[YOUR INSTRUCTIONS] Draw out every line with the word "View" from the listing below.

[THE DATA]
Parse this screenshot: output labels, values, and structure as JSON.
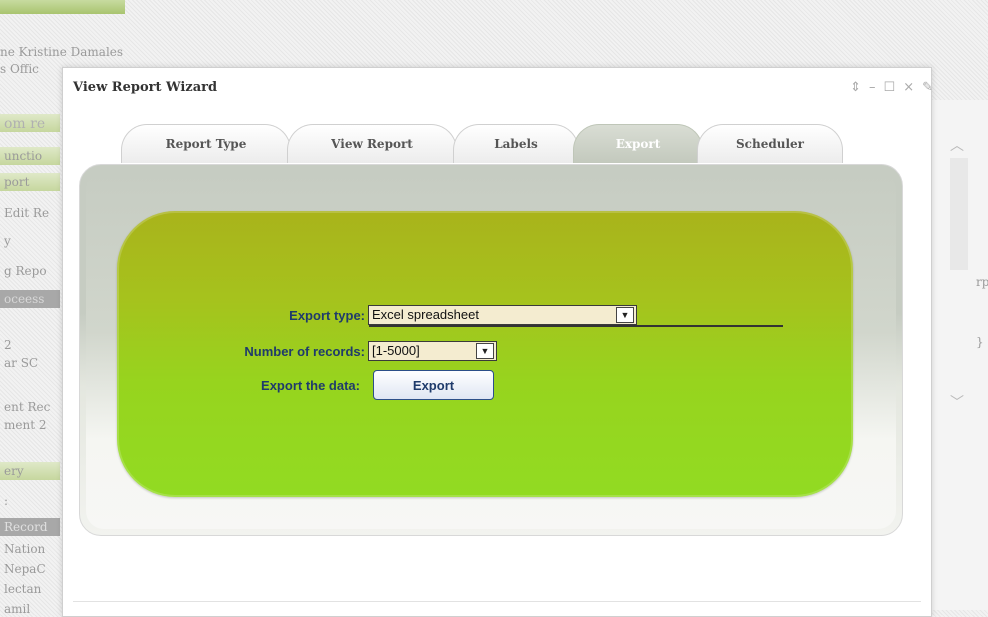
{
  "background_app": {
    "header_name": "ne Kristine Damales",
    "office_text": "s Offic",
    "items": [
      "om re",
      "unctio",
      "port",
      "Edit Re",
      "y",
      "g Repo",
      "oceess",
      "2",
      "ar SC",
      "ent Rec",
      "ment 2",
      "ery",
      ":",
      "Record",
      "Nation",
      "NepaC",
      "lectan",
      "amil"
    ],
    "right_items": [
      "rp",
      "}"
    ]
  },
  "modal": {
    "title": "View Report Wizard",
    "controls": {
      "pin": "⇕",
      "minimize": "–",
      "maximize": "☐",
      "close": "×",
      "extra": "✎"
    },
    "tabs": [
      {
        "label": "Report Type",
        "active": false
      },
      {
        "label": "View Report",
        "active": false
      },
      {
        "label": "Labels",
        "active": false
      },
      {
        "label": "Export",
        "active": true
      },
      {
        "label": "Scheduler",
        "active": false
      }
    ],
    "form": {
      "export_type_label": "Export type:",
      "export_type_value": "Excel spreadsheet",
      "records_label": "Number of records:",
      "records_value": "[1-5000]",
      "export_data_label": "Export the data:",
      "export_button": "Export"
    }
  },
  "colors": {
    "green_top": "#a9b31b",
    "green_bottom": "#92db22",
    "label_blue": "#1f3b6b",
    "select_bg": "#f4ecd0",
    "active_tab": "#c3c9bd"
  },
  "icons": {
    "dropdown_arrow": "chevron-down-icon",
    "scroll_up": "chevron-up-icon",
    "scroll_down": "chevron-down-icon"
  }
}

[ANSWER IN FULL]
    "title": "View Report Wizard",
        "label": "View Report",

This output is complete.